**THE PROBLEM:**
Would you repeat the listing exactly but omit every picture?

== TASK INPUTS

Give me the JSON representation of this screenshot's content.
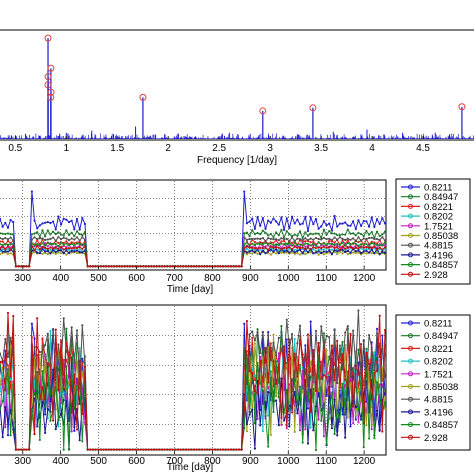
{
  "chart_data": [
    {
      "type": "line",
      "xlabel": "Frequency  [1/day]",
      "ylabel": "",
      "xlim": [
        0.35,
        5.0
      ],
      "ylim": [
        0,
        1
      ],
      "x_ticks": [
        "0.5",
        "1",
        "1.5",
        "2",
        "2.5",
        "3",
        "3.5",
        "4",
        "4.5"
      ],
      "x_tick_values": [
        0.5,
        1,
        1.5,
        2,
        2.5,
        3,
        3.5,
        4,
        4.5
      ],
      "grid": false,
      "colors": {
        "line": "#1a1acc",
        "marker": "#e0403a"
      },
      "peaks": [
        {
          "x": 0.8211,
          "y": 0.97
        },
        {
          "x": 0.8221,
          "y": 0.6
        },
        {
          "x": 0.8202,
          "y": 0.52
        },
        {
          "x": 0.84947,
          "y": 0.68
        },
        {
          "x": 0.85038,
          "y": 0.45
        },
        {
          "x": 0.84857,
          "y": 0.4
        },
        {
          "x": 1.7521,
          "y": 0.4
        },
        {
          "x": 2.928,
          "y": 0.27
        },
        {
          "x": 3.4196,
          "y": 0.3
        },
        {
          "x": 4.8815,
          "y": 0.31
        }
      ],
      "baseline_spikes": [
        {
          "x": 0.6,
          "y": 0.05
        },
        {
          "x": 1.0,
          "y": 0.06
        },
        {
          "x": 1.25,
          "y": 0.08
        },
        {
          "x": 1.68,
          "y": 0.12
        },
        {
          "x": 2.1,
          "y": 0.05
        },
        {
          "x": 2.6,
          "y": 0.06
        },
        {
          "x": 3.62,
          "y": 0.07
        },
        {
          "x": 3.95,
          "y": 0.09
        },
        {
          "x": 4.3,
          "y": 0.06
        },
        {
          "x": 4.62,
          "y": 0.06
        }
      ]
    },
    {
      "type": "line",
      "xlabel": "Time  [day]",
      "ylabel": "",
      "xlim": [
        240,
        1255
      ],
      "x_ticks": [
        "300",
        "400",
        "500",
        "600",
        "700",
        "800",
        "900",
        "1000",
        "1100",
        "1200"
      ],
      "x_tick_values": [
        300,
        400,
        500,
        600,
        700,
        800,
        900,
        1000,
        1100,
        1200
      ],
      "grid": true,
      "gaps": [
        [
          280,
          320
        ],
        [
          465,
          880
        ]
      ],
      "legend_position": "right",
      "series": [
        {
          "name": "0.8211",
          "color": "#2020d0",
          "marker": "+",
          "level": 0.52,
          "amp": 0.08
        },
        {
          "name": "0.84947",
          "color": "#1a7a2a",
          "marker": "o",
          "level": 0.4,
          "amp": 0.04
        },
        {
          "name": "0.8221",
          "color": "#e02020",
          "marker": "*",
          "level": 0.3,
          "amp": 0.03
        },
        {
          "name": "0.8202",
          "color": "#20c0c0",
          "marker": "x",
          "level": 0.22,
          "amp": 0.02
        },
        {
          "name": "1.7521",
          "color": "#c020c0",
          "marker": "+",
          "level": 0.26,
          "amp": 0.03
        },
        {
          "name": "0.85038",
          "color": "#a0a020",
          "marker": "o",
          "level": 0.18,
          "amp": 0.02
        },
        {
          "name": "4.8815",
          "color": "#505050",
          "marker": "*",
          "level": 0.34,
          "amp": 0.02
        },
        {
          "name": "3.4196",
          "color": "#1a1a90",
          "marker": "x",
          "level": 0.2,
          "amp": 0.03
        },
        {
          "name": "0.84857",
          "color": "#138a20",
          "marker": "+",
          "level": 0.28,
          "amp": 0.02
        },
        {
          "name": "2.928",
          "color": "#c01010",
          "marker": "*",
          "level": 0.24,
          "amp": 0.02
        }
      ]
    },
    {
      "type": "line",
      "xlabel": "Time  [day]",
      "ylabel": "",
      "xlim": [
        240,
        1255
      ],
      "x_ticks": [
        "300",
        "400",
        "500",
        "600",
        "700",
        "800",
        "900",
        "1000",
        "1100",
        "1200"
      ],
      "x_tick_values": [
        300,
        400,
        500,
        600,
        700,
        800,
        900,
        1000,
        1100,
        1200
      ],
      "grid": true,
      "gaps": [
        [
          280,
          320
        ],
        [
          465,
          880
        ]
      ],
      "legend_position": "right",
      "series": [
        {
          "name": "0.8211",
          "color": "#2020d0",
          "marker": "+",
          "level": 0.5,
          "amp": 0.35
        },
        {
          "name": "0.84947",
          "color": "#1a7a2a",
          "marker": "o",
          "level": 0.55,
          "amp": 0.3
        },
        {
          "name": "0.8221",
          "color": "#e02020",
          "marker": "*",
          "level": 0.62,
          "amp": 0.2
        },
        {
          "name": "0.8202",
          "color": "#20c0c0",
          "marker": "x",
          "level": 0.5,
          "amp": 0.3
        },
        {
          "name": "1.7521",
          "color": "#c020c0",
          "marker": "+",
          "level": 0.4,
          "amp": 0.25
        },
        {
          "name": "0.85038",
          "color": "#a0a020",
          "marker": "o",
          "level": 0.45,
          "amp": 0.3
        },
        {
          "name": "4.8815",
          "color": "#505050",
          "marker": "*",
          "level": 0.72,
          "amp": 0.25
        },
        {
          "name": "3.4196",
          "color": "#1a1a90",
          "marker": "x",
          "level": 0.3,
          "amp": 0.25
        },
        {
          "name": "0.84857",
          "color": "#138a20",
          "marker": "+",
          "level": 0.35,
          "amp": 0.3
        },
        {
          "name": "2.928",
          "color": "#c01010",
          "marker": "*",
          "level": 0.55,
          "amp": 0.35
        }
      ]
    }
  ]
}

====

**THE REPLY:**
Give me the JSON representation of this screenshot's content.
{
  "chart_data": [
    {
      "type": "line",
      "xlabel": "Frequency  [1/day]",
      "ylabel": "",
      "xlim": [
        0.35,
        5.0
      ],
      "ylim": [
        0,
        1
      ],
      "x_ticks": [
        "0.5",
        "1",
        "1.5",
        "2",
        "2.5",
        "3",
        "3.5",
        "4",
        "4.5"
      ],
      "x_tick_values": [
        0.5,
        1,
        1.5,
        2,
        2.5,
        3,
        3.5,
        4,
        4.5
      ],
      "grid": false,
      "colors": {
        "line": "#1a1acc",
        "marker": "#e0403a"
      },
      "peaks": [
        {
          "x": 0.8211,
          "y": 0.97
        },
        {
          "x": 0.8221,
          "y": 0.6
        },
        {
          "x": 0.8202,
          "y": 0.52
        },
        {
          "x": 0.84947,
          "y": 0.68
        },
        {
          "x": 0.85038,
          "y": 0.45
        },
        {
          "x": 0.84857,
          "y": 0.4
        },
        {
          "x": 1.7521,
          "y": 0.4
        },
        {
          "x": 2.928,
          "y": 0.27
        },
        {
          "x": 3.4196,
          "y": 0.3
        },
        {
          "x": 4.8815,
          "y": 0.31
        }
      ],
      "baseline_spikes": [
        {
          "x": 0.6,
          "y": 0.05
        },
        {
          "x": 1.0,
          "y": 0.06
        },
        {
          "x": 1.25,
          "y": 0.08
        },
        {
          "x": 1.68,
          "y": 0.12
        },
        {
          "x": 2.1,
          "y": 0.05
        },
        {
          "x": 2.6,
          "y": 0.06
        },
        {
          "x": 3.62,
          "y": 0.07
        },
        {
          "x": 3.95,
          "y": 0.09
        },
        {
          "x": 4.3,
          "y": 0.06
        },
        {
          "x": 4.62,
          "y": 0.06
        }
      ]
    },
    {
      "type": "line",
      "xlabel": "Time  [day]",
      "ylabel": "",
      "xlim": [
        240,
        1255
      ],
      "x_ticks": [
        "300",
        "400",
        "500",
        "600",
        "700",
        "800",
        "900",
        "1000",
        "1100",
        "1200"
      ],
      "x_tick_values": [
        300,
        400,
        500,
        600,
        700,
        800,
        900,
        1000,
        1100,
        1200
      ],
      "grid": true,
      "gaps": [
        [
          280,
          320
        ],
        [
          465,
          880
        ]
      ],
      "legend_position": "right",
      "series": [
        {
          "name": "0.8211",
          "color": "#2020d0",
          "marker": "+",
          "level": 0.52,
          "amp": 0.08
        },
        {
          "name": "0.84947",
          "color": "#1a7a2a",
          "marker": "o",
          "level": 0.4,
          "amp": 0.04
        },
        {
          "name": "0.8221",
          "color": "#e02020",
          "marker": "*",
          "level": 0.3,
          "amp": 0.03
        },
        {
          "name": "0.8202",
          "color": "#20c0c0",
          "marker": "x",
          "level": 0.22,
          "amp": 0.02
        },
        {
          "name": "1.7521",
          "color": "#c020c0",
          "marker": "+",
          "level": 0.26,
          "amp": 0.03
        },
        {
          "name": "0.85038",
          "color": "#a0a020",
          "marker": "o",
          "level": 0.18,
          "amp": 0.02
        },
        {
          "name": "4.8815",
          "color": "#505050",
          "marker": "*",
          "level": 0.34,
          "amp": 0.02
        },
        {
          "name": "3.4196",
          "color": "#1a1a90",
          "marker": "x",
          "level": 0.2,
          "amp": 0.03
        },
        {
          "name": "0.84857",
          "color": "#138a20",
          "marker": "+",
          "level": 0.28,
          "amp": 0.02
        },
        {
          "name": "2.928",
          "color": "#c01010",
          "marker": "*",
          "level": 0.24,
          "amp": 0.02
        }
      ]
    },
    {
      "type": "line",
      "xlabel": "Time  [day]",
      "ylabel": "",
      "xlim": [
        240,
        1255
      ],
      "x_ticks": [
        "300",
        "400",
        "500",
        "600",
        "700",
        "800",
        "900",
        "1000",
        "1100",
        "1200"
      ],
      "x_tick_values": [
        300,
        400,
        500,
        600,
        700,
        800,
        900,
        1000,
        1100,
        1200
      ],
      "grid": true,
      "gaps": [
        [
          280,
          320
        ],
        [
          465,
          880
        ]
      ],
      "legend_position": "right",
      "series": [
        {
          "name": "0.8211",
          "color": "#2020d0",
          "marker": "+",
          "level": 0.5,
          "amp": 0.35
        },
        {
          "name": "0.84947",
          "color": "#1a7a2a",
          "marker": "o",
          "level": 0.55,
          "amp": 0.3
        },
        {
          "name": "0.8221",
          "color": "#e02020",
          "marker": "*",
          "level": 0.62,
          "amp": 0.2
        },
        {
          "name": "0.8202",
          "color": "#20c0c0",
          "marker": "x",
          "level": 0.5,
          "amp": 0.3
        },
        {
          "name": "1.7521",
          "color": "#c020c0",
          "marker": "+",
          "level": 0.4,
          "amp": 0.25
        },
        {
          "name": "0.85038",
          "color": "#a0a020",
          "marker": "o",
          "level": 0.45,
          "amp": 0.3
        },
        {
          "name": "4.8815",
          "color": "#505050",
          "marker": "*",
          "level": 0.72,
          "amp": 0.25
        },
        {
          "name": "3.4196",
          "color": "#1a1a90",
          "marker": "x",
          "level": 0.3,
          "amp": 0.25
        },
        {
          "name": "0.84857",
          "color": "#138a20",
          "marker": "+",
          "level": 0.35,
          "amp": 0.3
        },
        {
          "name": "2.928",
          "color": "#c01010",
          "marker": "*",
          "level": 0.55,
          "amp": 0.35
        }
      ]
    }
  ]
}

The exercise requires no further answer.